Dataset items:
::::::::
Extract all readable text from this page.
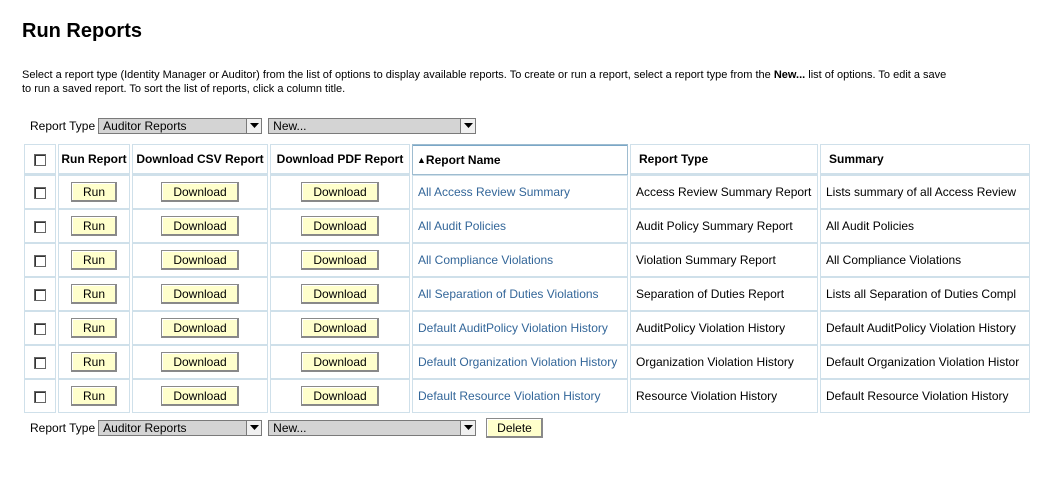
Run Reports
Select a report type (Identity Manager or Auditor) from the list of options to display available reports. To create or run a report, select a report type from the New... list of options. To edit a save
to run a saved report. To sort the list of reports, click a column title.
Report Type Auditor Reports	New...
	Run Report	Download CSV Report	Download PDF Report	▲Report Name	Report Type	Summary
	Run	Download	Download	All Access Review Summary	Access Review Summary Report	Lists summary of all Access Review
	Run	Download	Download	All Audit Policies	Audit Policy Summary Report	All Audit Policies
	Run	Download	Download	All Compliance Violations	Violation Summary Report	All Compliance Violations
	Run	Download	Download	All Separation of Duties Violations	Separation of Duties Report	Lists all Separation of Duties Compl
	Run	Download	Download	Default AuditPolicy Violation History	AuditPolicy Violation History	Default AuditPolicy Violation History
	Run	Download	Download	Default Organization Violation History	Organization Violation History	Default Organization Violation Histor
	Run	Download	Download	Default Resource Violation History	Resource Violation History	Default Resource Violation History
Report Type Auditor Reports	New...	Delete
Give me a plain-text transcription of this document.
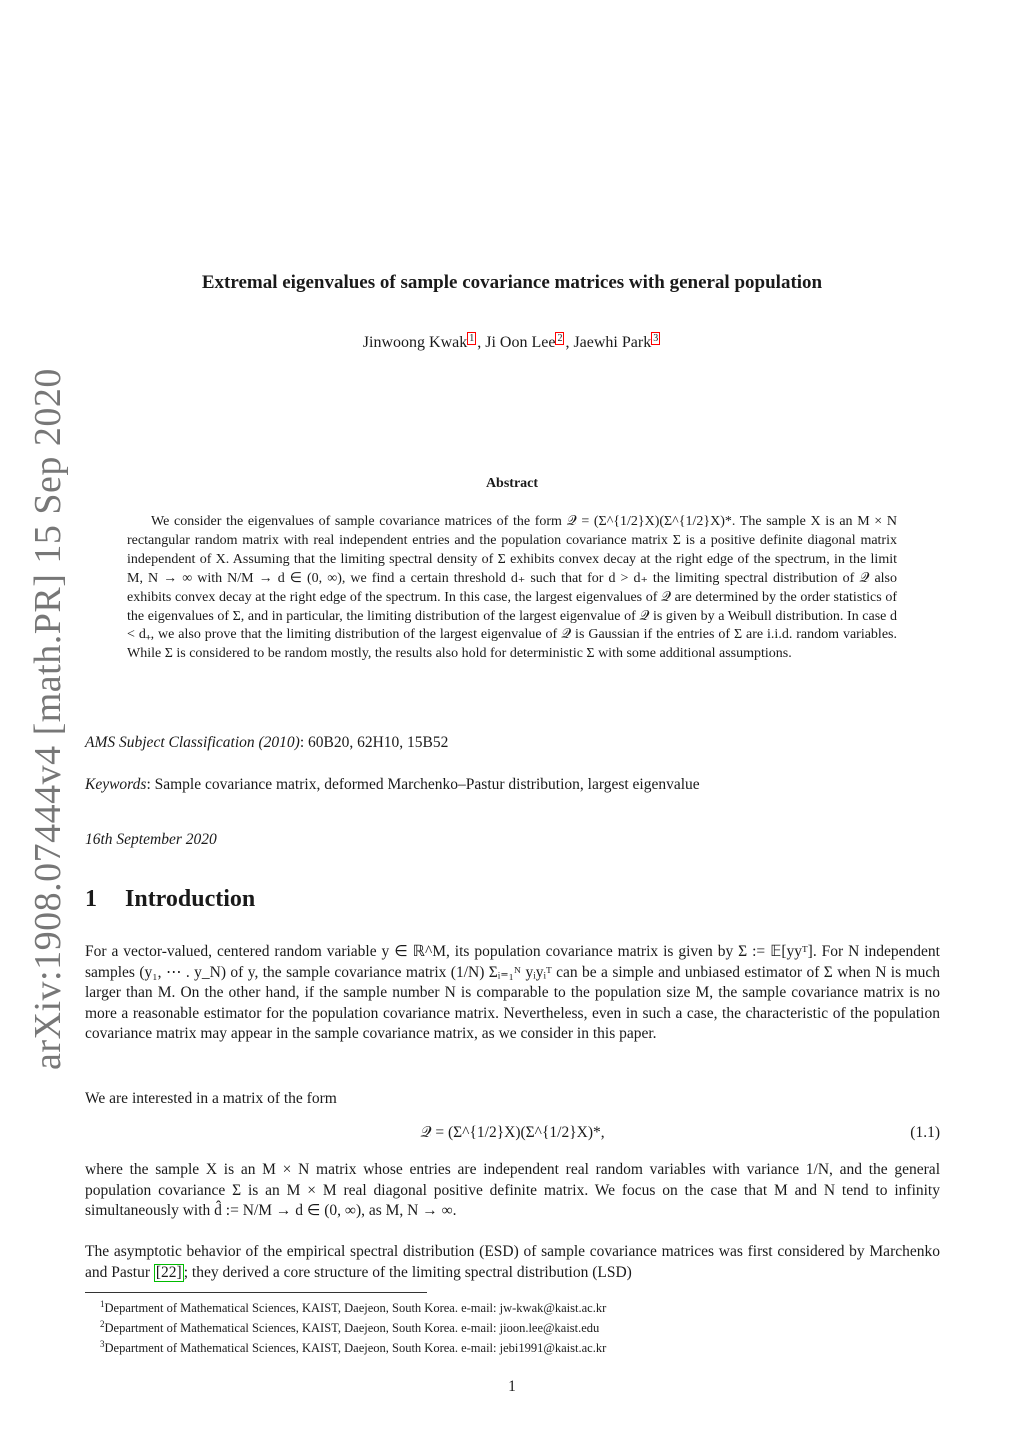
arXiv:1908.07444v4 [math.PR] 15 Sep 2020
Extremal eigenvalues of sample covariance matrices with general population
Jinwoong Kwak 1 , Ji Oon Lee 2 , Jaewhi Park 3
Abstract
We consider the eigenvalues of sample covariance matrices of the form 𝒬 = (Σ^{1/2}X)(Σ^{1/2}X)*. The sample X is an M × N rectangular random matrix with real independent entries and the population covariance matrix Σ is a positive definite diagonal matrix independent of X. Assuming that the limiting spectral density of Σ exhibits convex decay at the right edge of the spectrum, in the limit M, N → ∞ with N/M → d ∈ (0, ∞), we find a certain threshold d₊ such that for d > d₊ the limiting spectral distribution of 𝒬 also exhibits convex decay at the right edge of the spectrum. In this case, the largest eigenvalues of 𝒬 are determined by the order statistics of the eigenvalues of Σ, and in particular, the limiting distribution of the largest eigenvalue of 𝒬 is given by a Weibull distribution. In case d < d₊, we also prove that the limiting distribution of the largest eigenvalue of 𝒬 is Gaussian if the entries of Σ are i.i.d. random variables. While Σ is considered to be random mostly, the results also hold for deterministic Σ with some additional assumptions.
AMS Subject Classification (2010): 60B20, 62H10, 15B52
Keywords: Sample covariance matrix, deformed Marchenko–Pastur distribution, largest eigenvalue
16th September 2020
1 Introduction
For a vector-valued, centered random variable y ∈ ℝ^M, its population covariance matrix is given by Σ := 𝔼[yyᵀ]. For N independent samples (y₁, ⋯ . y_N) of y, the sample covariance matrix (1/N) Σᵢ₌₁ᴺ yᵢyᵢᵀ can be a simple and unbiased estimator of Σ when N is much larger than M. On the other hand, if the sample number N is comparable to the population size M, the sample covariance matrix is no more a reasonable estimator for the population covariance matrix. Nevertheless, even in such a case, the characteristic of the population covariance matrix may appear in the sample covariance matrix, as we consider in this paper.
We are interested in a matrix of the form
𝒬 = (Σ^{1/2}X)(Σ^{1/2}X)*,	(1.1)
where the sample X is an M × N matrix whose entries are independent real random variables with variance 1/N, and the general population covariance Σ is an M × M real diagonal positive definite matrix. We focus on the case that M and N tend to infinity simultaneously with d̂ := N/M → d ∈ (0, ∞), as M, N → ∞.
The asymptotic behavior of the empirical spectral distribution (ESD) of sample covariance matrices was first considered by Marchenko and Pastur [22] ; they derived a core structure of the limiting spectral distribution (LSD)
$^1$Department of Mathematical Sciences, KAIST, Daejeon, South Korea. e-mail: jw-kwak@kaist.ac.kr
$^2$Department of Mathematical Sciences, KAIST, Daejeon, South Korea. e-mail: jioon.lee@kaist.edu
$^3$Department of Mathematical Sciences, KAIST, Daejeon, South Korea. e-mail: jebi1991@kaist.ac.kr
1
::::::::
» GIVEN INSTRUCTION: Make an exact copy of every record, pictures excluded.

» RESULT:
Extract all readable text from this page.
Run Reports
Select a report type (Identity Manager or Auditor) from the list of options to display available reports. To create or run a report, select a report type from the New... list of options. To edit a save
to run a saved report. To sort the list of reports, click a column title.
Report Type Auditor Reports	New...
	Run Report	Download CSV Report	Download PDF Report	▲Report Name	Report Type	Summary
	Run	Download	Download	All Access Review Summary	Access Review Summary Report	Lists summary of all Access Review
	Run	Download	Download	All Audit Policies	Audit Policy Summary Report	All Audit Policies
	Run	Download	Download	All Compliance Violations	Violation Summary Report	All Compliance Violations
	Run	Download	Download	All Separation of Duties Violations	Separation of Duties Report	Lists all Separation of Duties Compl
	Run	Download	Download	Default AuditPolicy Violation History	AuditPolicy Violation History	Default AuditPolicy Violation History
	Run	Download	Download	Default Organization Violation History	Organization Violation History	Default Organization Violation Histor
	Run	Download	Download	Default Resource Violation History	Resource Violation History	Default Resource Violation History
Report Type Auditor Reports	New...	Delete
Give me a plain-text transcription of this document.
arXiv:1908.07444v4 [math.PR] 15 Sep 2020
Extremal eigenvalues of sample covariance matrices with general population
Jinwoong Kwak 1 , Ji Oon Lee 2 , Jaewhi Park 3
Abstract
We consider the eigenvalues of sample covariance matrices of the form 𝒬 = (Σ^{1/2}X)(Σ^{1/2}X)*. The sample X is an M × N rectangular random matrix with real independent entries and the population covariance matrix Σ is a positive definite diagonal matrix independent of X. Assuming that the limiting spectral density of Σ exhibits convex decay at the right edge of the spectrum, in the limit M, N → ∞ with N/M → d ∈ (0, ∞), we find a certain threshold d₊ such that for d > d₊ the limiting spectral distribution of 𝒬 also exhibits convex decay at the right edge of the spectrum. In this case, the largest eigenvalues of 𝒬 are determined by the order statistics of the eigenvalues of Σ, and in particular, the limiting distribution of the largest eigenvalue of 𝒬 is given by a Weibull distribution. In case d < d₊, we also prove that the limiting distribution of the largest eigenvalue of 𝒬 is Gaussian if the entries of Σ are i.i.d. random variables. While Σ is considered to be random mostly, the results also hold for deterministic Σ with some additional assumptions.
AMS Subject Classification (2010): 60B20, 62H10, 15B52
Keywords: Sample covariance matrix, deformed Marchenko–Pastur distribution, largest eigenvalue
16th September 2020
1 Introduction
For a vector-valued, centered random variable y ∈ ℝ^M, its population covariance matrix is given by Σ := 𝔼[yyᵀ]. For N independent samples (y₁, ⋯ . y_N) of y, the sample covariance matrix (1/N) Σᵢ₌₁ᴺ yᵢyᵢᵀ can be a simple and unbiased estimator of Σ when N is much larger than M. On the other hand, if the sample number N is comparable to the population size M, the sample covariance matrix is no more a reasonable estimator for the population covariance matrix. Nevertheless, even in such a case, the characteristic of the population covariance matrix may appear in the sample covariance matrix, as we consider in this paper.
We are interested in a matrix of the form
𝒬 = (Σ^{1/2}X)(Σ^{1/2}X)*,	(1.1)
where the sample X is an M × N matrix whose entries are independent real random variables with variance 1/N, and the general population covariance Σ is an M × M real diagonal positive definite matrix. We focus on the case that M and N tend to infinity simultaneously with d̂ := N/M → d ∈ (0, ∞), as M, N → ∞.
The asymptotic behavior of the empirical spectral distribution (ESD) of sample covariance matrices was first considered by Marchenko and Pastur [22] ; they derived a core structure of the limiting spectral distribution (LSD)
$^1$Department of Mathematical Sciences, KAIST, Daejeon, South Korea. e-mail: jw-kwak@kaist.ac.kr
$^2$Department of Mathematical Sciences, KAIST, Daejeon, South Korea. e-mail: jioon.lee@kaist.edu
$^3$Department of Mathematical Sciences, KAIST, Daejeon, South Korea. e-mail: jebi1991@kaist.ac.kr
1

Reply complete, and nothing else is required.